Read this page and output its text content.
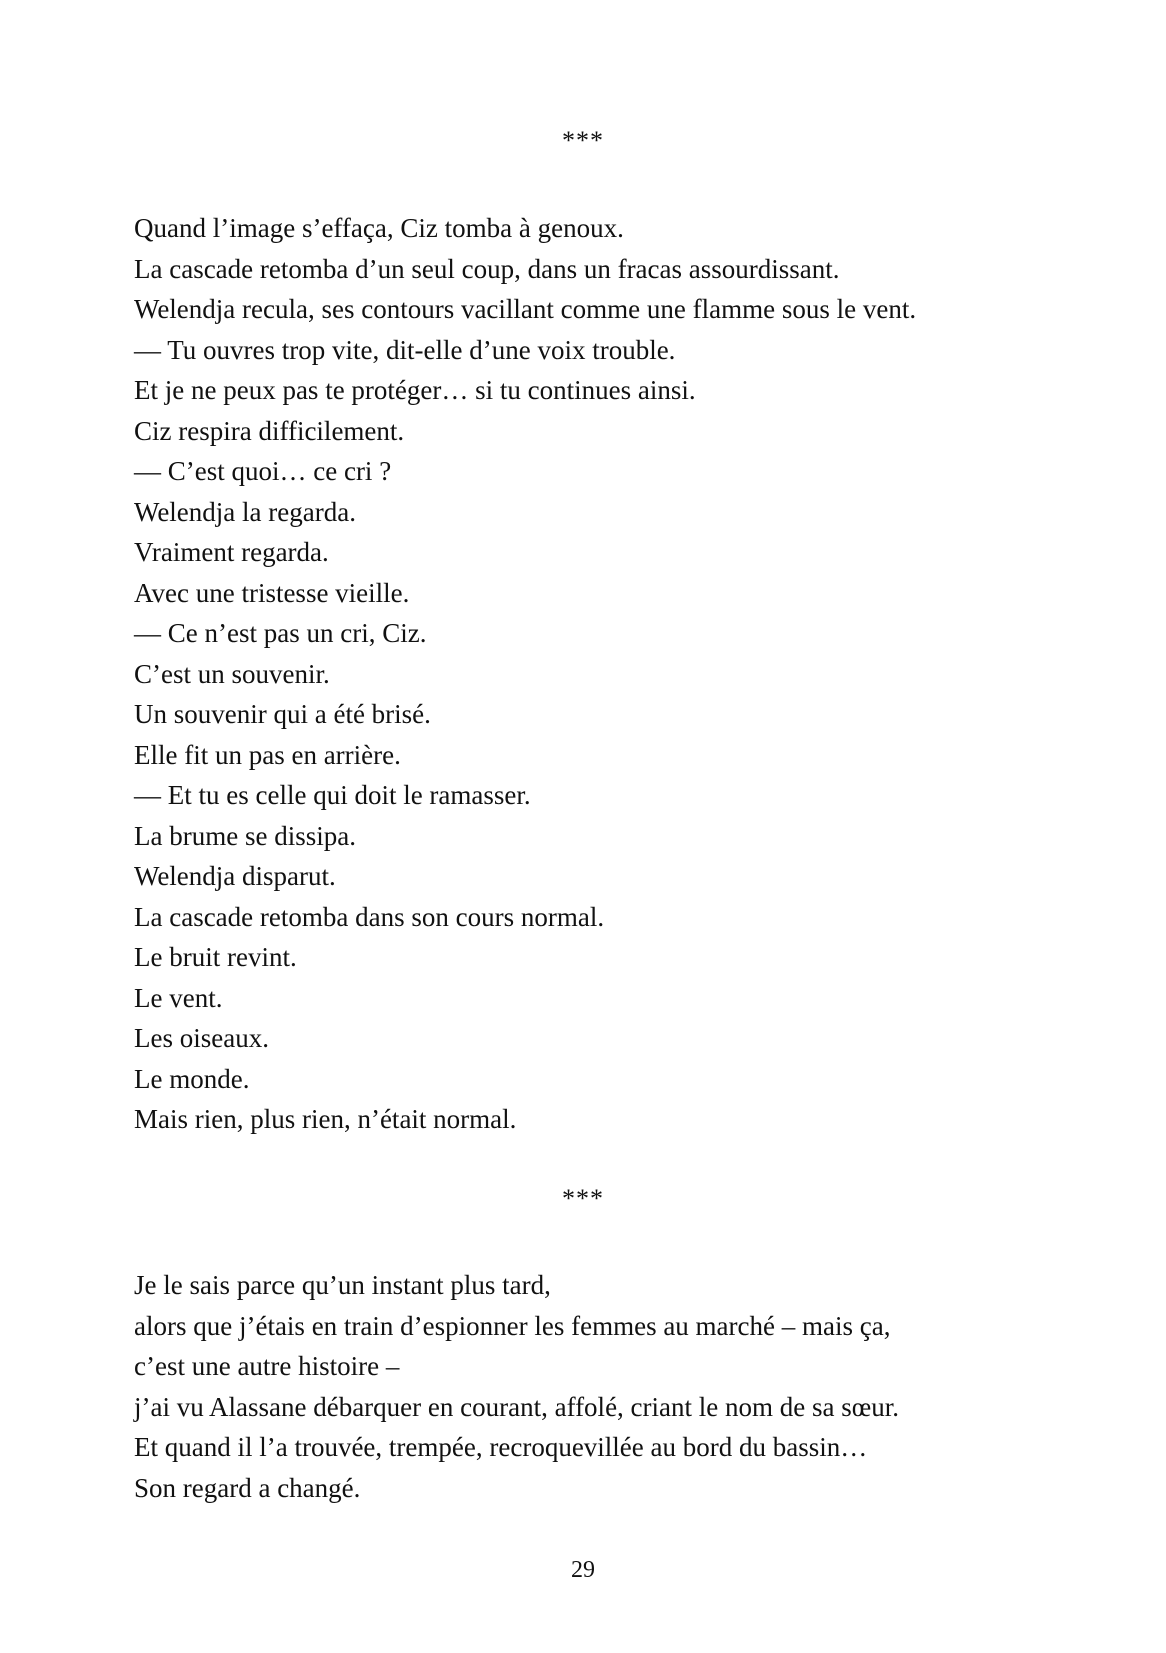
***
Quand l’image s’effaça, Ciz tomba à genoux.
La cascade retomba d’un seul coup, dans un fracas assourdissant.
Welendja recula, ses contours vacillant comme une flamme sous le vent.
— Tu ouvres trop vite, dit-elle d’une voix trouble.
Et je ne peux pas te protéger… si tu continues ainsi.
Ciz respira difficilement.
— C’est quoi… ce cri ?
Welendja la regarda.
Vraiment regarda.
Avec une tristesse vieille.
— Ce n’est pas un cri, Ciz.
C’est un souvenir.
Un souvenir qui a été brisé.
Elle fit un pas en arrière.
— Et tu es celle qui doit le ramasser.
La brume se dissipa.
Welendja disparut.
La cascade retomba dans son cours normal.
Le bruit revint.
Le vent.
Les oiseaux.
Le monde.
Mais rien, plus rien, n’était normal.
***
Je le sais parce qu’un instant plus tard,
alors que j’étais en train d’espionner les femmes au marché – mais ça,
c’est une autre histoire –
j’ai vu Alassane débarquer en courant, affolé, criant le nom de sa sœur.
Et quand il l’a trouvée, trempée, recroquevillée au bord du bassin…
Son regard a changé.
29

Problem requirements
Give the entries again word for word, but skip the pictures.

Response
Read this page and output its text content.
***
Quand l’image s’effaça, Ciz tomba à genoux.
La cascade retomba d’un seul coup, dans un fracas assourdissant.
Welendja recula, ses contours vacillant comme une flamme sous le vent.
— Tu ouvres trop vite, dit-elle d’une voix trouble.
Et je ne peux pas te protéger… si tu continues ainsi.
Ciz respira difficilement.
— C’est quoi… ce cri ?
Welendja la regarda.
Vraiment regarda.
Avec une tristesse vieille.
— Ce n’est pas un cri, Ciz.
C’est un souvenir.
Un souvenir qui a été brisé.
Elle fit un pas en arrière.
— Et tu es celle qui doit le ramasser.
La brume se dissipa.
Welendja disparut.
La cascade retomba dans son cours normal.
Le bruit revint.
Le vent.
Les oiseaux.
Le monde.
Mais rien, plus rien, n’était normal.
***
Je le sais parce qu’un instant plus tard,
alors que j’étais en train d’espionner les femmes au marché – mais ça,
c’est une autre histoire –
j’ai vu Alassane débarquer en courant, affolé, criant le nom de sa sœur.
Et quand il l’a trouvée, trempée, recroquevillée au bord du bassin…
Son regard a changé.
29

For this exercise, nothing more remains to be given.